## Objective
All of the data below must be repeated exactly.

** START Material provided **

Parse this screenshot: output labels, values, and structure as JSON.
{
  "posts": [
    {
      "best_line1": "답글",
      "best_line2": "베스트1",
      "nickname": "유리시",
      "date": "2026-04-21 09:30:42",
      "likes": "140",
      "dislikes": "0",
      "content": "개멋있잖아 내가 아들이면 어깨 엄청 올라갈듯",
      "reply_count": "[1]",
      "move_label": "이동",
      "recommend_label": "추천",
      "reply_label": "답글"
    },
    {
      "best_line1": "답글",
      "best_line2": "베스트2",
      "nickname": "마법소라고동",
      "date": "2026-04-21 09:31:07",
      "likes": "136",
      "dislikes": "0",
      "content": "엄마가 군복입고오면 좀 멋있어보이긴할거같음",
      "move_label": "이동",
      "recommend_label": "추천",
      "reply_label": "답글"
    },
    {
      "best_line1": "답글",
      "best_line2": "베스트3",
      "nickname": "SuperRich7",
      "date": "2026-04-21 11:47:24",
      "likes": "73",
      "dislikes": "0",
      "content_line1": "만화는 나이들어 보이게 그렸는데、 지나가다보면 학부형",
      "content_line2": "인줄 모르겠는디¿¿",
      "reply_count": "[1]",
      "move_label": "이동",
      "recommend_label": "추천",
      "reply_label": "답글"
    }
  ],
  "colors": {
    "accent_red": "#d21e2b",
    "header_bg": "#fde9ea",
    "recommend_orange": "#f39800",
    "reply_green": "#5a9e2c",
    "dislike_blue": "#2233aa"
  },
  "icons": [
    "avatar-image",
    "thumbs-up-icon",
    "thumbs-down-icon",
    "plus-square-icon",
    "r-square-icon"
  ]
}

** END Material provided **

## Complete output
Parse this screenshot: output labels, values, and structure as JSON.
{
  "posts": [
    {
      "best_line1": "답글",
      "best_line2": "베스트1",
      "nickname": "유리시",
      "date": "2026-04-21 09:30:42",
      "likes": "140",
      "dislikes": "0",
      "content": "개멋있잖아 내가 아들이면 어깨 엄청 올라갈듯",
      "reply_count": "[1]",
      "move_label": "이동",
      "recommend_label": "추천",
      "reply_label": "답글"
    },
    {
      "best_line1": "답글",
      "best_line2": "베스트2",
      "nickname": "마법소라고동",
      "date": "2026-04-21 09:31:07",
      "likes": "136",
      "dislikes": "0",
      "content": "엄마가 군복입고오면 좀 멋있어보이긴할거같음",
      "move_label": "이동",
      "recommend_label": "추천",
      "reply_label": "답글"
    },
    {
      "best_line1": "답글",
      "best_line2": "베스트3",
      "nickname": "SuperRich7",
      "date": "2026-04-21 11:47:24",
      "likes": "73",
      "dislikes": "0",
      "content_line1": "만화는 나이들어 보이게 그렸는데、 지나가다보면 학부형",
      "content_line2": "인줄 모르겠는디¿¿",
      "reply_count": "[1]",
      "move_label": "이동",
      "recommend_label": "추천",
      "reply_label": "답글"
    }
  ],
  "colors": {
    "accent_red": "#d21e2b",
    "header_bg": "#fde9ea",
    "recommend_orange": "#f39800",
    "reply_green": "#5a9e2c",
    "dislike_blue": "#2233aa"
  },
  "icons": [
    "avatar-image",
    "thumbs-up-icon",
    "thumbs-down-icon",
    "plus-square-icon",
    "r-square-icon"
  ]
}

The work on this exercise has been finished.